Using the records below, locate all lines containing "JSON" and return them.
----------
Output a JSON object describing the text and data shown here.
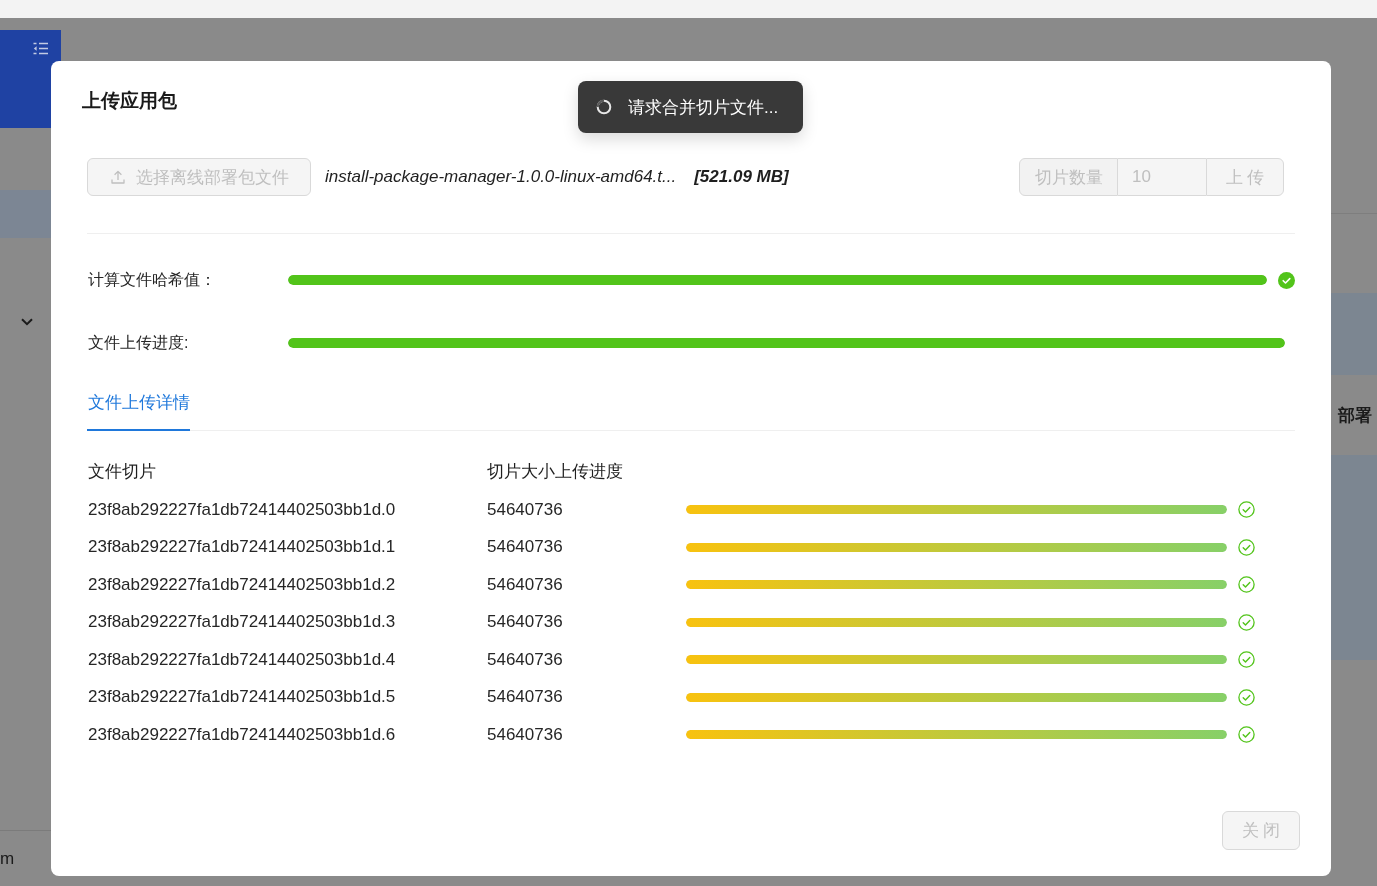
{
  "background": {
    "row_text": "部署",
    "footer_text": "m"
  },
  "dialog": {
    "title": "上传应用包",
    "toast": {
      "text": "请求合并切片文件..."
    },
    "file_button": {
      "label": "选择离线部署包文件",
      "disabled": true
    },
    "file_name": "install-package-manager-1.0.0-linux-amd64.t...",
    "file_size": "[521.09 MB]",
    "slice_count": {
      "label": "切片数量",
      "value": "10",
      "disabled": true
    },
    "upload_button": {
      "label": "上 传",
      "disabled": true
    },
    "progress": [
      {
        "label": "计算文件哈希值：",
        "level": 1,
        "success_icon": true
      },
      {
        "label": "文件上传进度:",
        "level": 1,
        "success_icon": false
      }
    ],
    "tabs": [
      {
        "label": "文件上传详情",
        "selected": true
      }
    ],
    "table": {
      "columns": [
        "文件切片",
        "切片大小上传进度"
      ],
      "rows": [
        {
          "name": "23f8ab292227fa1db72414402503bb1d.0",
          "size": "54640736",
          "level": 1,
          "success_icon": true
        },
        {
          "name": "23f8ab292227fa1db72414402503bb1d.1",
          "size": "54640736",
          "level": 1,
          "success_icon": true
        },
        {
          "name": "23f8ab292227fa1db72414402503bb1d.2",
          "size": "54640736",
          "level": 1,
          "success_icon": true
        },
        {
          "name": "23f8ab292227fa1db72414402503bb1d.3",
          "size": "54640736",
          "level": 1,
          "success_icon": true
        },
        {
          "name": "23f8ab292227fa1db72414402503bb1d.4",
          "size": "54640736",
          "level": 1,
          "success_icon": true
        },
        {
          "name": "23f8ab292227fa1db72414402503bb1d.5",
          "size": "54640736",
          "level": 1,
          "success_icon": true
        },
        {
          "name": "23f8ab292227fa1db72414402503bb1d.6",
          "size": "54640736",
          "level": 1,
          "success_icon": true
        }
      ]
    },
    "close_button": {
      "label": "关 闭",
      "disabled": true
    }
  }
}
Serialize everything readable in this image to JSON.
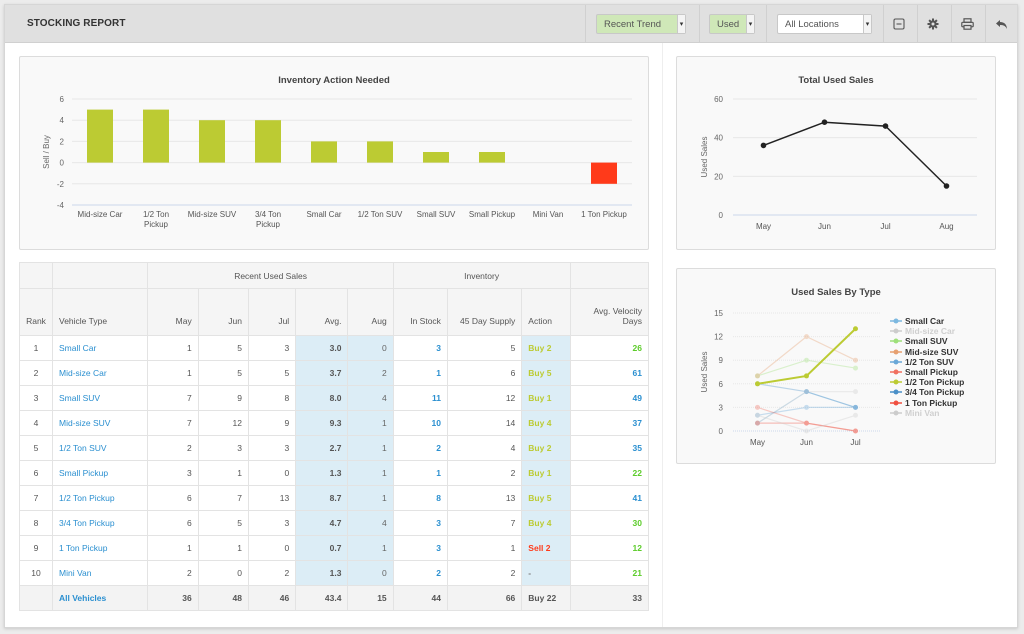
{
  "header": {
    "title": "STOCKING REPORT",
    "trend_select": "Recent Trend",
    "condition_select": "Used",
    "location_select": "All Locations",
    "icons": [
      "collapse-icon",
      "gear-icon",
      "print-icon",
      "back-icon"
    ]
  },
  "colors": {
    "buy": "#bccb33",
    "sell": "#ff3a1a",
    "link": "#2a8fd0",
    "highlight": "#dcedf6",
    "velocity_green": "#5ccc2a",
    "velocity_blue": "#2a8fd0"
  },
  "chart_data": [
    {
      "type": "bar",
      "title": "Inventory Action Needed",
      "xlabel": "",
      "ylabel": "Sell / Buy",
      "ylim": [
        -4,
        6
      ],
      "yticks": [
        6,
        4,
        2,
        0,
        -2,
        -4
      ],
      "categories": [
        "Mid-size Car",
        "1/2 Ton Pickup",
        "Mid-size SUV",
        "3/4 Ton Pickup",
        "Small Car",
        "1/2 Ton SUV",
        "Small SUV",
        "Small Pickup",
        "Mini Van",
        "1 Ton Pickup"
      ],
      "values": [
        5,
        5,
        4,
        4,
        2,
        2,
        1,
        1,
        0,
        -2
      ],
      "grid": true,
      "legend": "none"
    },
    {
      "type": "line",
      "title": "Total Used Sales",
      "xlabel": "",
      "ylabel": "Used Sales",
      "ylim": [
        0,
        60
      ],
      "yticks": [
        60,
        40,
        20,
        0
      ],
      "x": [
        "May",
        "Jun",
        "Jul",
        "Aug"
      ],
      "values": [
        36,
        48,
        46,
        15
      ],
      "grid": true,
      "legend": "none"
    },
    {
      "type": "line",
      "title": "Used Sales By Type",
      "xlabel": "",
      "ylabel": "Used Sales",
      "ylim": [
        0,
        15
      ],
      "yticks": [
        15,
        12,
        9,
        6,
        3,
        0
      ],
      "x": [
        "May",
        "Jun",
        "Jul"
      ],
      "legend": "right",
      "series": [
        {
          "name": "Small Car",
          "values": [
            1,
            5,
            3
          ],
          "color": "#7cb8e0",
          "faded": false
        },
        {
          "name": "Mid-size Car",
          "values": [
            1,
            5,
            5
          ],
          "color": "#cccccc",
          "faded": true
        },
        {
          "name": "Small SUV",
          "values": [
            7,
            9,
            8
          ],
          "color": "#9ee07a",
          "faded": false
        },
        {
          "name": "Mid-size SUV",
          "values": [
            7,
            12,
            9
          ],
          "color": "#e6a070",
          "faded": false
        },
        {
          "name": "1/2 Ton SUV",
          "values": [
            2,
            3,
            3
          ],
          "color": "#6aa8d8",
          "faded": false
        },
        {
          "name": "Small Pickup",
          "values": [
            3,
            1,
            0
          ],
          "color": "#f07060",
          "faded": false
        },
        {
          "name": "1/2 Ton Pickup",
          "values": [
            6,
            7,
            13
          ],
          "color": "#bccb33",
          "faded": false
        },
        {
          "name": "3/4 Ton Pickup",
          "values": [
            6,
            5,
            3
          ],
          "color": "#4a90c8",
          "faded": false
        },
        {
          "name": "1 Ton Pickup",
          "values": [
            1,
            1,
            0
          ],
          "color": "#f05040",
          "faded": false
        },
        {
          "name": "Mini Van",
          "values": [
            2,
            0,
            2
          ],
          "color": "#cccccc",
          "faded": true
        }
      ]
    }
  ],
  "table": {
    "group_headers": {
      "recent": "Recent Used Sales",
      "inventory": "Inventory"
    },
    "columns": [
      "Rank",
      "Vehicle Type",
      "May",
      "Jun",
      "Jul",
      "Avg.",
      "Aug",
      "In Stock",
      "45 Day Supply",
      "Action",
      "Avg. Velocity Days"
    ],
    "rows": [
      {
        "rank": "1",
        "type": "Small Car",
        "may": "1",
        "jun": "5",
        "jul": "3",
        "avg": "3.0",
        "aug": "0",
        "stock": "3",
        "supply": "5",
        "action": "Buy 2",
        "action_kind": "buy",
        "velocity": "26",
        "velocity_kind": "green"
      },
      {
        "rank": "2",
        "type": "Mid-size Car",
        "may": "1",
        "jun": "5",
        "jul": "5",
        "avg": "3.7",
        "aug": "2",
        "stock": "1",
        "supply": "6",
        "action": "Buy 5",
        "action_kind": "buy",
        "velocity": "61",
        "velocity_kind": "blue"
      },
      {
        "rank": "3",
        "type": "Small SUV",
        "may": "7",
        "jun": "9",
        "jul": "8",
        "avg": "8.0",
        "aug": "4",
        "stock": "11",
        "supply": "12",
        "action": "Buy 1",
        "action_kind": "buy",
        "velocity": "49",
        "velocity_kind": "blue"
      },
      {
        "rank": "4",
        "type": "Mid-size SUV",
        "may": "7",
        "jun": "12",
        "jul": "9",
        "avg": "9.3",
        "aug": "1",
        "stock": "10",
        "supply": "14",
        "action": "Buy 4",
        "action_kind": "buy",
        "velocity": "37",
        "velocity_kind": "blue"
      },
      {
        "rank": "5",
        "type": "1/2 Ton SUV",
        "may": "2",
        "jun": "3",
        "jul": "3",
        "avg": "2.7",
        "aug": "1",
        "stock": "2",
        "supply": "4",
        "action": "Buy 2",
        "action_kind": "buy",
        "velocity": "35",
        "velocity_kind": "blue"
      },
      {
        "rank": "6",
        "type": "Small Pickup",
        "may": "3",
        "jun": "1",
        "jul": "0",
        "avg": "1.3",
        "aug": "1",
        "stock": "1",
        "supply": "2",
        "action": "Buy 1",
        "action_kind": "buy",
        "velocity": "22",
        "velocity_kind": "green"
      },
      {
        "rank": "7",
        "type": "1/2 Ton Pickup",
        "may": "6",
        "jun": "7",
        "jul": "13",
        "avg": "8.7",
        "aug": "1",
        "stock": "8",
        "supply": "13",
        "action": "Buy 5",
        "action_kind": "buy",
        "velocity": "41",
        "velocity_kind": "blue"
      },
      {
        "rank": "8",
        "type": "3/4 Ton Pickup",
        "may": "6",
        "jun": "5",
        "jul": "3",
        "avg": "4.7",
        "aug": "4",
        "stock": "3",
        "supply": "7",
        "action": "Buy 4",
        "action_kind": "buy",
        "velocity": "30",
        "velocity_kind": "green"
      },
      {
        "rank": "9",
        "type": "1 Ton Pickup",
        "may": "1",
        "jun": "1",
        "jul": "0",
        "avg": "0.7",
        "aug": "1",
        "stock": "3",
        "supply": "1",
        "action": "Sell 2",
        "action_kind": "sell",
        "velocity": "12",
        "velocity_kind": "green"
      },
      {
        "rank": "10",
        "type": "Mini Van",
        "may": "2",
        "jun": "0",
        "jul": "2",
        "avg": "1.3",
        "aug": "0",
        "stock": "2",
        "supply": "2",
        "action": "-",
        "action_kind": "none",
        "velocity": "21",
        "velocity_kind": "green"
      }
    ],
    "total": {
      "label": "All Vehicles",
      "may": "36",
      "jun": "48",
      "jul": "46",
      "avg": "43.4",
      "aug": "15",
      "stock": "44",
      "supply": "66",
      "action": "Buy 22",
      "velocity": "33"
    }
  }
}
----------
▶ _Response to this task_:
Output a JSON object describing the text and data shown here.
Serialize everything readable in this image to JSON.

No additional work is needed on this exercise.